EXERCISE DIRECTIONS. Every record that follows must be duplicated exactly, with images left out.

Dataset records
******************************
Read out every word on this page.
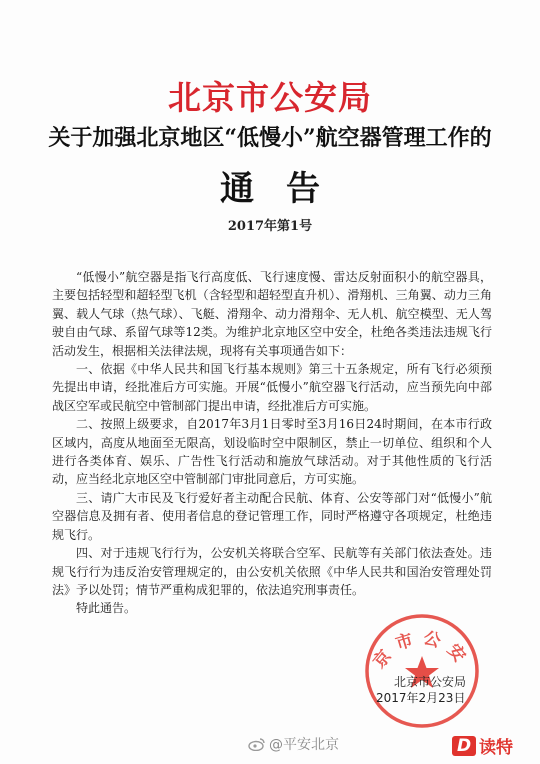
北京市公安局
关于加强北京地区“低慢小”航空器管理工作的
通告
2017年第1号

“低慢小”航空器是指飞行高度低、飞行速度慢、雷达反射面积小的航空器具，主要包括轻型和超轻型飞机（含轻型和超轻型直升机）、滑翔机、三角翼、动力三角翼、载人气球（热气球）、飞艇、滑翔伞、动力滑翔伞、无人机、航空模型、无人驾驶自由气球、系留气球等12类。为维护北京地区空中安全，杜绝各类违法违规飞行活动发生，根据相关法律法规，现将有关事项通告如下：

一、依据《中华人民共和国飞行基本规则》第三十五条规定，所有飞行必须预先提出申请，经批准后方可实施。开展“低慢小”航空器飞行活动，应当预先向中部战区空军或民航空中管制部门提出申请，经批准后方可实施。

二、按照上级要求，自2017年3月1日零时至3月16日24时期间，在本市行政区域内，高度从地面至无限高，划设临时空中限制区，禁止一切单位、组织和个人进行各类体育、娱乐、广告性飞行活动和施放气球活动。对于其他性质的飞行活动，应当经北京地区空中管制部门审批同意后，方可实施。

三、请广大市民及飞行爱好者主动配合民航、体育、公安等部门对“低慢小”航空器信息及拥有者、使用者信息的登记管理工作，同时严格遵守各项规定，杜绝违规飞行。

四、对于违规飞行行为，公安机关将联合空军、民航等有关部门依法查处。违规飞行行为违反治安管理规定的，由公安机关依照《中华人民共和国治安管理处罚法》予以处罚；情节严重构成犯罪的，依法追究刑事责任。

特此通告。

京市公安
北京市公安局
2017年2月23日
@平安北京	D 读特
******************************
ANSWER TO THIS TASK.
Read out every word on this page.
北京市公安局
关于加强北京地区“低慢小”航空器管理工作的
通告
2017年第1号

“低慢小”航空器是指飞行高度低、飞行速度慢、雷达反射面积小的航空器具，主要包括轻型和超轻型飞机（含轻型和超轻型直升机）、滑翔机、三角翼、动力三角翼、载人气球（热气球）、飞艇、滑翔伞、动力滑翔伞、无人机、航空模型、无人驾驶自由气球、系留气球等12类。为维护北京地区空中安全，杜绝各类违法违规飞行活动发生，根据相关法律法规，现将有关事项通告如下：

一、依据《中华人民共和国飞行基本规则》第三十五条规定，所有飞行必须预先提出申请，经批准后方可实施。开展“低慢小”航空器飞行活动，应当预先向中部战区空军或民航空中管制部门提出申请，经批准后方可实施。

二、按照上级要求，自2017年3月1日零时至3月16日24时期间，在本市行政区域内，高度从地面至无限高，划设临时空中限制区，禁止一切单位、组织和个人进行各类体育、娱乐、广告性飞行活动和施放气球活动。对于其他性质的飞行活动，应当经北京地区空中管制部门审批同意后，方可实施。

三、请广大市民及飞行爱好者主动配合民航、体育、公安等部门对“低慢小”航空器信息及拥有者、使用者信息的登记管理工作，同时严格遵守各项规定，杜绝违规飞行。

四、对于违规飞行行为，公安机关将联合空军、民航等有关部门依法查处。违规飞行行为违反治安管理规定的，由公安机关依照《中华人民共和国治安管理处罚法》予以处罚；情节严重构成犯罪的，依法追究刑事责任。

特此通告。

京市公安
北京市公安局
2017年2月23日
@平安北京	D 读特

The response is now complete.